■ **Instructions for the task**: Pull every line out of the rows below and reproduce each one character for character.

■ **Given records**:
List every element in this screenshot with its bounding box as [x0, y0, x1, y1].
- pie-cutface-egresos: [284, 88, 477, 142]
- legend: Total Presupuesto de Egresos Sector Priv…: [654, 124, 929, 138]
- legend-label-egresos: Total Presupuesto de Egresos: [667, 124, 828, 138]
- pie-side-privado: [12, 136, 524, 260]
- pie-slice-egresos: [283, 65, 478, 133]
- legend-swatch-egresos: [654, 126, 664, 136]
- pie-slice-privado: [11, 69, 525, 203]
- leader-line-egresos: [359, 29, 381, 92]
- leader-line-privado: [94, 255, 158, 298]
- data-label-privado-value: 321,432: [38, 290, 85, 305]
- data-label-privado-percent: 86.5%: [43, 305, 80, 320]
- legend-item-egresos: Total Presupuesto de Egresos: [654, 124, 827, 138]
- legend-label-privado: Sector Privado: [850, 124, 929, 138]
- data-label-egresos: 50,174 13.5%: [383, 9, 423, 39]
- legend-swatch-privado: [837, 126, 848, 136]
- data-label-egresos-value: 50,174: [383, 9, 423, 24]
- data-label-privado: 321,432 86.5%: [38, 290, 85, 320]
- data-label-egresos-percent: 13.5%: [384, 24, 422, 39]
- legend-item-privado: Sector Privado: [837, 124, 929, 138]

■ **Written response**:
List every element in this screenshot with its bounding box as [x0, y0, x1, y1].
- pie-cutface-egresos: [284, 88, 477, 142]
- legend: Total Presupuesto de Egresos Sector Priv…: [654, 124, 929, 138]
- legend-label-egresos: Total Presupuesto de Egresos: [667, 124, 828, 138]
- pie-side-privado: [12, 136, 524, 260]
- pie-slice-egresos: [283, 65, 478, 133]
- legend-swatch-egresos: [654, 126, 664, 136]
- pie-slice-privado: [11, 69, 525, 203]
- leader-line-egresos: [359, 29, 381, 92]
- leader-line-privado: [94, 255, 158, 298]
- data-label-privado-value: 321,432: [38, 290, 85, 305]
- data-label-privado-percent: 86.5%: [43, 305, 80, 320]
- legend-item-egresos: Total Presupuesto de Egresos: [654, 124, 827, 138]
- legend-label-privado: Sector Privado: [850, 124, 929, 138]
- data-label-egresos: 50,174 13.5%: [383, 9, 423, 39]
- legend-swatch-privado: [837, 126, 848, 136]
- data-label-egresos-value: 50,174: [383, 9, 423, 24]
- data-label-privado: 321,432 86.5%: [38, 290, 85, 320]
- data-label-egresos-percent: 13.5%: [384, 24, 422, 39]
- legend-item-privado: Sector Privado: [837, 124, 929, 138]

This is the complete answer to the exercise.